PROBLEM TO WORK ON: Take the lines from the one with "Type out the text in this image." to the end of the listing, both ends included, and quote them exactly, leaving pictures out.

·····

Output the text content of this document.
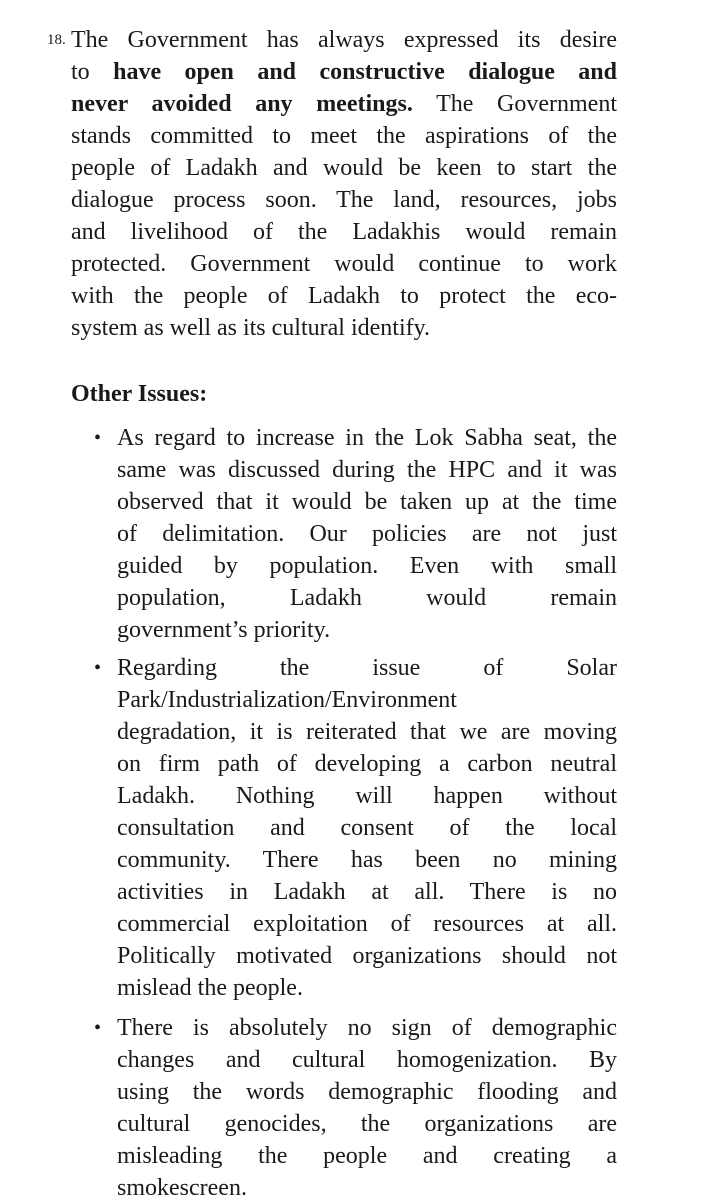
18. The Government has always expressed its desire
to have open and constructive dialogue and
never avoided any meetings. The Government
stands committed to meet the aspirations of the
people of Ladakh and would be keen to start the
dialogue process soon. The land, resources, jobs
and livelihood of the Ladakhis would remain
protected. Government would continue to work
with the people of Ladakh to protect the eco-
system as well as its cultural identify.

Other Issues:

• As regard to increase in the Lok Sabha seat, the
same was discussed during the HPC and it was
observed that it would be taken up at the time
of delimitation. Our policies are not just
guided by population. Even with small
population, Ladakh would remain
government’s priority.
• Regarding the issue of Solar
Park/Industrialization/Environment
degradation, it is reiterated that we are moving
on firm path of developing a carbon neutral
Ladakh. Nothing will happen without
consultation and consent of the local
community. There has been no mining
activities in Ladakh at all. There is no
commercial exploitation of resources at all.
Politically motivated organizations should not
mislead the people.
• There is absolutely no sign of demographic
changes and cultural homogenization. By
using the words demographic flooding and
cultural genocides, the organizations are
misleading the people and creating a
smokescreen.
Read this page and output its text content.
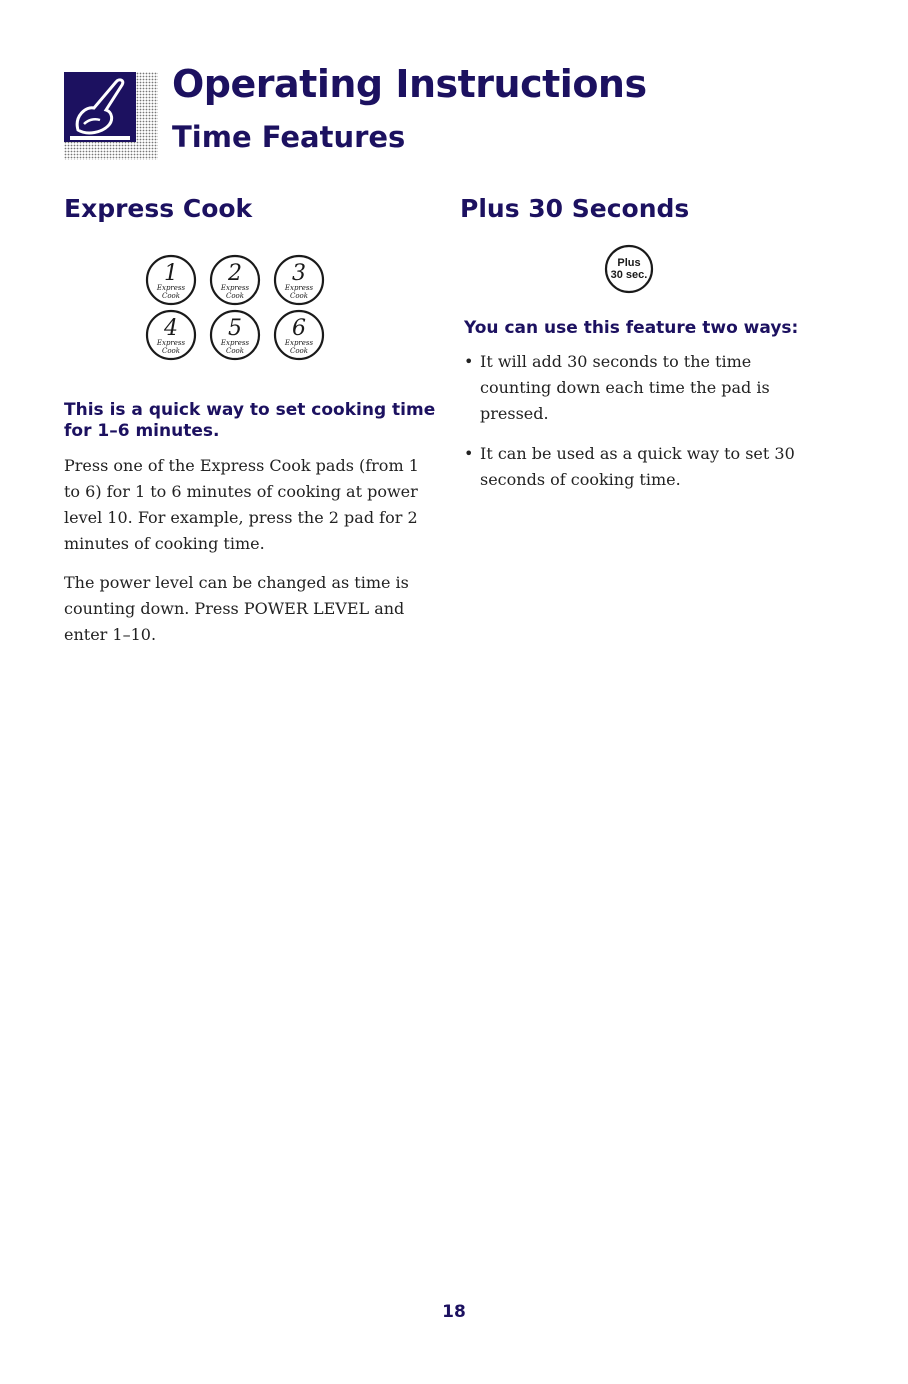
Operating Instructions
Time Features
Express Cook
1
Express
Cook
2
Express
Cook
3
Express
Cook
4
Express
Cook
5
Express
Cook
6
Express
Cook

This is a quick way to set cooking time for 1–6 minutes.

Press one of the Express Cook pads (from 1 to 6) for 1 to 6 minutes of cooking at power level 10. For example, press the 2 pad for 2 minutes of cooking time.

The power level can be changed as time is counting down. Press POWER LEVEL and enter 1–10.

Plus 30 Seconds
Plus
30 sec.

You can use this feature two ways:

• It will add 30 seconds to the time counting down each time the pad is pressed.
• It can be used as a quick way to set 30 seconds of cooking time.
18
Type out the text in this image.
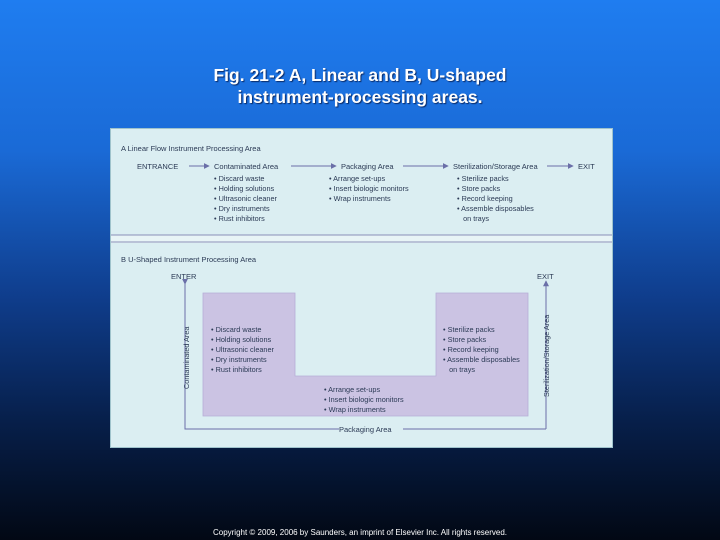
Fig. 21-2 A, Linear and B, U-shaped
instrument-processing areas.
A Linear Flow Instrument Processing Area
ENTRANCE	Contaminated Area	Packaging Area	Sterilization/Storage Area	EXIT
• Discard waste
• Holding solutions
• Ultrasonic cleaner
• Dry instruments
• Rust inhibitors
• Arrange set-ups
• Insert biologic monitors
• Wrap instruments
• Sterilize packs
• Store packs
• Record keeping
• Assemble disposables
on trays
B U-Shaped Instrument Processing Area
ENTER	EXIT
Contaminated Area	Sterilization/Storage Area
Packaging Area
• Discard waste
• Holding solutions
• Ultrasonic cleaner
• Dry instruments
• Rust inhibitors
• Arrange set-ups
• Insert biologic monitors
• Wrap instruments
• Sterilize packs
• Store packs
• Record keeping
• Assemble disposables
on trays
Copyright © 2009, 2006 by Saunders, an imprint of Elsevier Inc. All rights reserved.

·····

SOLUTION:
Type out the text in this image.
Fig. 21-2 A, Linear and B, U-shaped
instrument-processing areas.
A Linear Flow Instrument Processing Area
ENTRANCE	Contaminated Area	Packaging Area	Sterilization/Storage Area	EXIT
• Discard waste
• Holding solutions
• Ultrasonic cleaner
• Dry instruments
• Rust inhibitors
• Arrange set-ups
• Insert biologic monitors
• Wrap instruments
• Sterilize packs
• Store packs
• Record keeping
• Assemble disposables
on trays
B U-Shaped Instrument Processing Area
ENTER	EXIT
Contaminated Area	Sterilization/Storage Area
Packaging Area
• Discard waste
• Holding solutions
• Ultrasonic cleaner
• Dry instruments
• Rust inhibitors
• Arrange set-ups
• Insert biologic monitors
• Wrap instruments
• Sterilize packs
• Store packs
• Record keeping
• Assemble disposables
on trays
Copyright © 2009, 2006 by Saunders, an imprint of Elsevier Inc. All rights reserved.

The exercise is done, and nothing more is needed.